**文档段落**.
◆ ◆ ◆ ◆
完整报错如下:
Could not load library libcudnn_ops_infer.so.8. Error: libcudnn_ops_infer.so.8: cannot open shared object file: No such file or directory
--------------------------------------
C++ Traceback (most recent call last):
--------------------------------------
0 paddle::pybind::eager_api_gaussian(_object*, _object*, _object*)
1 gaussian_ad_func(paddle::experimental::IntArrayBase<paddle::Tensor>, float, float, int, phi::DataType, phi::Place)
2 paddle::experimental::gaussian(paddle::experimental::IntArrayBase<paddle::Tensor> const&, float, float, int, phi::DataType, phi::Place const&)
3 paddle::experimental::GetDeviceContextByBackend(paddle::experimental::Backend)
4 paddle::experimental::DeviceContextPool::Get(phi::Place const&)
5 phi::DeviceContextPool::Get(phi::Place const&)
6 std::__future_base::_Deferred_state<std::thread::_Invoker<std::tuple<std::unique_ptr<phi::DeviceContext, std::default_delete<phi::DeviceContext> > (*)(phi::Place const&, bool, int), phi::Place, bool, int> >, std::unique_ptr<phi::DeviceContext, std::default_delete<phi::DeviceContext> > >::_M_complete_async()
◆ ◆ ◆ ◆
**书面要求 A**. 根据这段报错信息，哪个共享库文件无法加载？

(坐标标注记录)
◆ ◆ ◆ ◆
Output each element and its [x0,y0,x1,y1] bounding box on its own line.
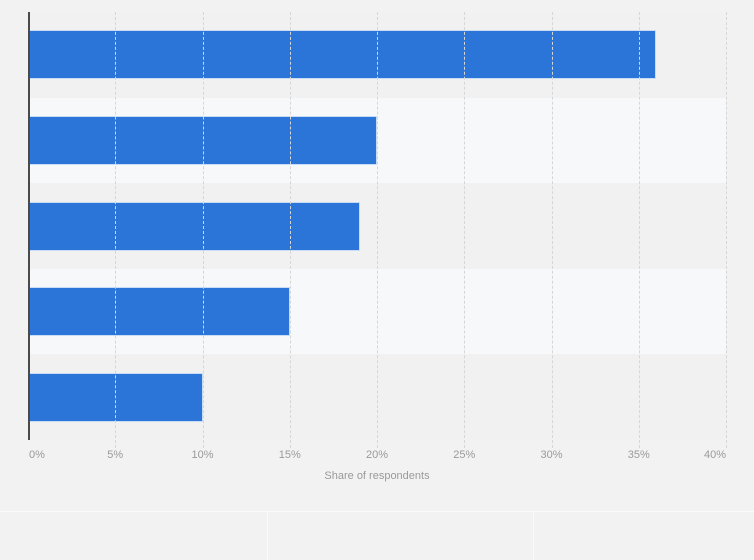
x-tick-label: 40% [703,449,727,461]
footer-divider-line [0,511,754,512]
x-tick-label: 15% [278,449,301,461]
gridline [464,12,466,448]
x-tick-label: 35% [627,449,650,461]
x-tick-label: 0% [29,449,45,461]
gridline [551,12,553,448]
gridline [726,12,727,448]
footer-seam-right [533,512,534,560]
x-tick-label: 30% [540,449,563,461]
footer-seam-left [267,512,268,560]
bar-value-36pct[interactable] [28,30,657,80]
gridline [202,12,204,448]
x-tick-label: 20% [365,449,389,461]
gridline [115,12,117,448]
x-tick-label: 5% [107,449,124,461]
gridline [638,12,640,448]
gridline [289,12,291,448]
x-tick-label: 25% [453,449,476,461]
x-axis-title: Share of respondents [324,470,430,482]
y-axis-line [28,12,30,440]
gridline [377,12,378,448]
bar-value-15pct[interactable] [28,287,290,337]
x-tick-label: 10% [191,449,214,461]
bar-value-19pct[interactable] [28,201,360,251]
◆ ◆ ◆ ◆
**书面要求 B**. 把上面坐标标注列表中的所有行原样重抄一遍，不要包含图片。

**练习输出 A**. 无法加载的是 libcudnn_ops_infer.so.8。

**练习输出 B**.
Output each element and its [x0,y0,x1,y1] bounding box on its own line.
x-tick-label: 40% [703,449,727,461]
footer-divider-line [0,511,754,512]
x-tick-label: 15% [278,449,301,461]
gridline [464,12,466,448]
x-tick-label: 35% [627,449,650,461]
x-tick-label: 0% [29,449,45,461]
gridline [551,12,553,448]
gridline [726,12,727,448]
footer-seam-right [533,512,534,560]
x-tick-label: 30% [540,449,563,461]
footer-seam-left [267,512,268,560]
bar-value-36pct[interactable] [28,30,657,80]
gridline [202,12,204,448]
x-tick-label: 20% [365,449,389,461]
gridline [115,12,117,448]
x-tick-label: 5% [107,449,124,461]
gridline [638,12,640,448]
gridline [289,12,291,448]
x-tick-label: 25% [453,449,476,461]
x-axis-title: Share of respondents [324,470,430,482]
y-axis-line [28,12,30,440]
gridline [377,12,378,448]
bar-value-15pct[interactable] [28,287,290,337]
x-tick-label: 10% [191,449,214,461]
bar-value-19pct[interactable] [28,201,360,251]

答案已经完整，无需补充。